Directive:
Every entry here needs to be repeated exactly.

Excerpted data:
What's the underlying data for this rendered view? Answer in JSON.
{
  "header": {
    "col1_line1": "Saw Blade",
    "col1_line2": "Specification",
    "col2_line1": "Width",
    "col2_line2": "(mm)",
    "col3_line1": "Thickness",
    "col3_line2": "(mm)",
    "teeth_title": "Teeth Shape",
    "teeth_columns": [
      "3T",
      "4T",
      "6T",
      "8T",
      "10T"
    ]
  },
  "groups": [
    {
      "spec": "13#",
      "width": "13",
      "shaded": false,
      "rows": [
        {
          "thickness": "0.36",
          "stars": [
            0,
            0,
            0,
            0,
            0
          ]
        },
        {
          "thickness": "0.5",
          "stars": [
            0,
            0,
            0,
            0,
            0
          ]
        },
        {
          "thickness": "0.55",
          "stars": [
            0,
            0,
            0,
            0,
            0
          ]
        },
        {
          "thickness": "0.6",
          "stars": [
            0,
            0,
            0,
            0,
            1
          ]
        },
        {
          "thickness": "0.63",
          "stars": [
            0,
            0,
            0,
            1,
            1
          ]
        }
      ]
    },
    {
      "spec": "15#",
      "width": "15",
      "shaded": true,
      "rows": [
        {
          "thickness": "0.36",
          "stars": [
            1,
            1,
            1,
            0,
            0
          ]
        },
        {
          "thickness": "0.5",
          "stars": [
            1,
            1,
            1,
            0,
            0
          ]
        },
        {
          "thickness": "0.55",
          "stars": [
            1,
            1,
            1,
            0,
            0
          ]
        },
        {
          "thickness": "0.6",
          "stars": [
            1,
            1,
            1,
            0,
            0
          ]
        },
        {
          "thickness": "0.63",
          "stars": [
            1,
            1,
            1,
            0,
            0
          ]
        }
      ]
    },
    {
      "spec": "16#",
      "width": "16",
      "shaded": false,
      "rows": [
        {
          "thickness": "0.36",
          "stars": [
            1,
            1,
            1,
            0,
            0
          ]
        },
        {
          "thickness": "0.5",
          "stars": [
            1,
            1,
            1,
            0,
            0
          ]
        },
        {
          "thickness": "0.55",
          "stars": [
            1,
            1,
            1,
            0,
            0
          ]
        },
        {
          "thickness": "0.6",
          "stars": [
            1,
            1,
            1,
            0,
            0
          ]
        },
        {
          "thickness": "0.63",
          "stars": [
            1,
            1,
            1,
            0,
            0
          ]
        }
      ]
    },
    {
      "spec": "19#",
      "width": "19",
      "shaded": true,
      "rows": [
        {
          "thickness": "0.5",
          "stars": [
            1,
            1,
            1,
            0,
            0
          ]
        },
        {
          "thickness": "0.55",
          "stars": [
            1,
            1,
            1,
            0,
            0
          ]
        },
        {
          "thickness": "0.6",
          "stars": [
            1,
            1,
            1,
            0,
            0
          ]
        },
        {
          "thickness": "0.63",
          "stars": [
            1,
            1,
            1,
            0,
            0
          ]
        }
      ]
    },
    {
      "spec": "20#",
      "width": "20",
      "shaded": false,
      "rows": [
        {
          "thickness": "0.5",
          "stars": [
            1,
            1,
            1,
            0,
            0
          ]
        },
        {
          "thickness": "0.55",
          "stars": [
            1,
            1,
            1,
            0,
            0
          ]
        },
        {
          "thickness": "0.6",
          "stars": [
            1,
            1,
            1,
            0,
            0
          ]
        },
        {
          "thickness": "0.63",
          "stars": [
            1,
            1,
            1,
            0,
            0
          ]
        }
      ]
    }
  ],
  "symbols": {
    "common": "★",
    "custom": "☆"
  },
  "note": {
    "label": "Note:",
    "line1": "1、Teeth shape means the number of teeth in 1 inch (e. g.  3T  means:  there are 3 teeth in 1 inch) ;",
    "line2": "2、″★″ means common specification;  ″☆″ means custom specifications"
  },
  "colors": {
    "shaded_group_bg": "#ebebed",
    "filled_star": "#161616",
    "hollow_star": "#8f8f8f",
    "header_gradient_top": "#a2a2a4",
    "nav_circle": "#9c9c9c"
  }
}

Right answer:
What's the underlying data for this rendered view? Answer in JSON.
{
  "header": {
    "col1_line1": "Saw Blade",
    "col1_line2": "Specification",
    "col2_line1": "Width",
    "col2_line2": "(mm)",
    "col3_line1": "Thickness",
    "col3_line2": "(mm)",
    "teeth_title": "Teeth Shape",
    "teeth_columns": [
      "3T",
      "4T",
      "6T",
      "8T",
      "10T"
    ]
  },
  "groups": [
    {
      "spec": "13#",
      "width": "13",
      "shaded": false,
      "rows": [
        {
          "thickness": "0.36",
          "stars": [
            0,
            0,
            0,
            0,
            0
          ]
        },
        {
          "thickness": "0.5",
          "stars": [
            0,
            0,
            0,
            0,
            0
          ]
        },
        {
          "thickness": "0.55",
          "stars": [
            0,
            0,
            0,
            0,
            0
          ]
        },
        {
          "thickness": "0.6",
          "stars": [
            0,
            0,
            0,
            0,
            1
          ]
        },
        {
          "thickness": "0.63",
          "stars": [
            0,
            0,
            0,
            1,
            1
          ]
        }
      ]
    },
    {
      "spec": "15#",
      "width": "15",
      "shaded": true,
      "rows": [
        {
          "thickness": "0.36",
          "stars": [
            1,
            1,
            1,
            0,
            0
          ]
        },
        {
          "thickness": "0.5",
          "stars": [
            1,
            1,
            1,
            0,
            0
          ]
        },
        {
          "thickness": "0.55",
          "stars": [
            1,
            1,
            1,
            0,
            0
          ]
        },
        {
          "thickness": "0.6",
          "stars": [
            1,
            1,
            1,
            0,
            0
          ]
        },
        {
          "thickness": "0.63",
          "stars": [
            1,
            1,
            1,
            0,
            0
          ]
        }
      ]
    },
    {
      "spec": "16#",
      "width": "16",
      "shaded": false,
      "rows": [
        {
          "thickness": "0.36",
          "stars": [
            1,
            1,
            1,
            0,
            0
          ]
        },
        {
          "thickness": "0.5",
          "stars": [
            1,
            1,
            1,
            0,
            0
          ]
        },
        {
          "thickness": "0.55",
          "stars": [
            1,
            1,
            1,
            0,
            0
          ]
        },
        {
          "thickness": "0.6",
          "stars": [
            1,
            1,
            1,
            0,
            0
          ]
        },
        {
          "thickness": "0.63",
          "stars": [
            1,
            1,
            1,
            0,
            0
          ]
        }
      ]
    },
    {
      "spec": "19#",
      "width": "19",
      "shaded": true,
      "rows": [
        {
          "thickness": "0.5",
          "stars": [
            1,
            1,
            1,
            0,
            0
          ]
        },
        {
          "thickness": "0.55",
          "stars": [
            1,
            1,
            1,
            0,
            0
          ]
        },
        {
          "thickness": "0.6",
          "stars": [
            1,
            1,
            1,
            0,
            0
          ]
        },
        {
          "thickness": "0.63",
          "stars": [
            1,
            1,
            1,
            0,
            0
          ]
        }
      ]
    },
    {
      "spec": "20#",
      "width": "20",
      "shaded": false,
      "rows": [
        {
          "thickness": "0.5",
          "stars": [
            1,
            1,
            1,
            0,
            0
          ]
        },
        {
          "thickness": "0.55",
          "stars": [
            1,
            1,
            1,
            0,
            0
          ]
        },
        {
          "thickness": "0.6",
          "stars": [
            1,
            1,
            1,
            0,
            0
          ]
        },
        {
          "thickness": "0.63",
          "stars": [
            1,
            1,
            1,
            0,
            0
          ]
        }
      ]
    }
  ],
  "symbols": {
    "common": "★",
    "custom": "☆"
  },
  "note": {
    "label": "Note:",
    "line1": "1、Teeth shape means the number of teeth in 1 inch (e. g.  3T  means:  there are 3 teeth in 1 inch) ;",
    "line2": "2、″★″ means common specification;  ″☆″ means custom specifications"
  },
  "colors": {
    "shaded_group_bg": "#ebebed",
    "filled_star": "#161616",
    "hollow_star": "#8f8f8f",
    "header_gradient_top": "#a2a2a4",
    "nav_circle": "#9c9c9c"
  }
}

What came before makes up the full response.